## What needs to be done
Collect every line in the entries below that contains the string "Forward". Case counts.

A run of entries
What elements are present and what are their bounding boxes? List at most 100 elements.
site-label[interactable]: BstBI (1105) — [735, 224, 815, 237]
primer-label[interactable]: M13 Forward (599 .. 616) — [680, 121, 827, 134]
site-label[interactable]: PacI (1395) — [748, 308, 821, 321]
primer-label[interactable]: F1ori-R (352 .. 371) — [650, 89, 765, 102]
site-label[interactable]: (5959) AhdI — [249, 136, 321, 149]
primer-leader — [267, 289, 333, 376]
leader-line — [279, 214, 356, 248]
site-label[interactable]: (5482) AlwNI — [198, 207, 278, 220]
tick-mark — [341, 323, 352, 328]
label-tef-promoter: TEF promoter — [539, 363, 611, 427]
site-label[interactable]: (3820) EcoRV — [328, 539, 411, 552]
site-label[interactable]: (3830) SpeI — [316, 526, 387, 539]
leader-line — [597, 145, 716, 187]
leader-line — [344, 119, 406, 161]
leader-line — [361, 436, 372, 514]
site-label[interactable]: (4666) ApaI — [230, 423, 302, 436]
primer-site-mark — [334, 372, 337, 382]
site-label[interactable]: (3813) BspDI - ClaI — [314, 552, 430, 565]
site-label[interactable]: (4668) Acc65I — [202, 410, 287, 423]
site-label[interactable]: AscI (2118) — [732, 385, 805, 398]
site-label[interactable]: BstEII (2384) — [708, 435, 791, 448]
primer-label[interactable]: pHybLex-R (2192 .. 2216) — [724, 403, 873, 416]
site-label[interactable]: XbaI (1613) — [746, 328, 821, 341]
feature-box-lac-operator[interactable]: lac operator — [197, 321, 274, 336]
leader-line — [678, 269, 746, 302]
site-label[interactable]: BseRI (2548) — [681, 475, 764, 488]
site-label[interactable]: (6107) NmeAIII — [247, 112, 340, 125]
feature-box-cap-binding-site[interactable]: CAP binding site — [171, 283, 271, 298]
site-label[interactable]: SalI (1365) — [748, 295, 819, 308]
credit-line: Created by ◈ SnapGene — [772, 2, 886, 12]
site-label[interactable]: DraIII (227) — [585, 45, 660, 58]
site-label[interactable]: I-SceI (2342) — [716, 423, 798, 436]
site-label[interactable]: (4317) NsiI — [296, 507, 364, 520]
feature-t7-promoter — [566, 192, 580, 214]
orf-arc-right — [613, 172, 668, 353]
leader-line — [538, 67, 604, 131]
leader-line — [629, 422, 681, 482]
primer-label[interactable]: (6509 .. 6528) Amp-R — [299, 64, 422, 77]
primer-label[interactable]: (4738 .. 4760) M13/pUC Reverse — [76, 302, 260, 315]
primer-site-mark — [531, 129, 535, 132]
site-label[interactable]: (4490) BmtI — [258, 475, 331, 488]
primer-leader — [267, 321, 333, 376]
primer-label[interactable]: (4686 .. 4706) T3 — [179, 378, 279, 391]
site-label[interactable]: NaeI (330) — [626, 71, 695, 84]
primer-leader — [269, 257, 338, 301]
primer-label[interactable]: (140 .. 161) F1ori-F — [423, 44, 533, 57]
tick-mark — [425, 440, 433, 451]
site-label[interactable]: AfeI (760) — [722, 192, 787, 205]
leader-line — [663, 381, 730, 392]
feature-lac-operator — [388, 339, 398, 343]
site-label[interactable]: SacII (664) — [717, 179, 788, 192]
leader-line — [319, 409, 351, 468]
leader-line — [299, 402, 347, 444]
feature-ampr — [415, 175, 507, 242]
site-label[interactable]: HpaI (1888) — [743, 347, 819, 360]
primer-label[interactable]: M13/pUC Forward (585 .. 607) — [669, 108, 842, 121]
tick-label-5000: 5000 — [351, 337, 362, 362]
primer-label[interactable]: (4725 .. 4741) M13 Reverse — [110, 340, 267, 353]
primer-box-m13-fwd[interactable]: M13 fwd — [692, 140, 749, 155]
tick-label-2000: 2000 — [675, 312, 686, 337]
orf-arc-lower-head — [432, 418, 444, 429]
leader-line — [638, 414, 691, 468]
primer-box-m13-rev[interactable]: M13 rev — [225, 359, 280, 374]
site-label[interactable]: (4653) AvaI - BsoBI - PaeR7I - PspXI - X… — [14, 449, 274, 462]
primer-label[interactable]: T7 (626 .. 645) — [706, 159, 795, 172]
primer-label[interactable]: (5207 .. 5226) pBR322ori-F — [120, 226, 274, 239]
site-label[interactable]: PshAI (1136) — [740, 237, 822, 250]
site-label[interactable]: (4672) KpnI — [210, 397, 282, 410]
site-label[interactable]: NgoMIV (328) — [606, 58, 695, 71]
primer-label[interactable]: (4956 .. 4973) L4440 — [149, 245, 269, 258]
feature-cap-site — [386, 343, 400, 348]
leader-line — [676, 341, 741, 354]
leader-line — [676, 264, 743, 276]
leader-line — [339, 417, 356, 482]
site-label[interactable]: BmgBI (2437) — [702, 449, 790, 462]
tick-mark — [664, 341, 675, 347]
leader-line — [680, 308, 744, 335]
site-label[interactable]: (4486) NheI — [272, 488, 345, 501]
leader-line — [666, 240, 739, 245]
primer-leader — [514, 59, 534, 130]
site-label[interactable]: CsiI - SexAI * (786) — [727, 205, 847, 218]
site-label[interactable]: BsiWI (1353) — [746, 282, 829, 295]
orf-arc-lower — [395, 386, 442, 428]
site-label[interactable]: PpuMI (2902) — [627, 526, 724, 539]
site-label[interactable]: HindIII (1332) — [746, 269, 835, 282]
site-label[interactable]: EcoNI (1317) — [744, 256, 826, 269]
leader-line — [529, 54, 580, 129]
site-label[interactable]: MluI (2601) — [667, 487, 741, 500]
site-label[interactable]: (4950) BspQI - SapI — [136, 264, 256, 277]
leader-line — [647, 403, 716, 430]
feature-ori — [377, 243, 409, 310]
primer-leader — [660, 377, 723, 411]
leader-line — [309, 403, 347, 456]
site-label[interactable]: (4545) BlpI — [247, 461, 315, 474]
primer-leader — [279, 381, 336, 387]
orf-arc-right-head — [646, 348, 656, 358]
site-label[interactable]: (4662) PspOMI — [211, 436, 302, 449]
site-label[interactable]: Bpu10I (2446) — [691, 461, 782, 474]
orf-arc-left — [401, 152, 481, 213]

## Solution below
primer-label[interactable]: M13 Forward (599 .. 616) — [680, 121, 827, 134]
primer-label[interactable]: M13/pUC Forward (585 .. 607) — [669, 108, 842, 121]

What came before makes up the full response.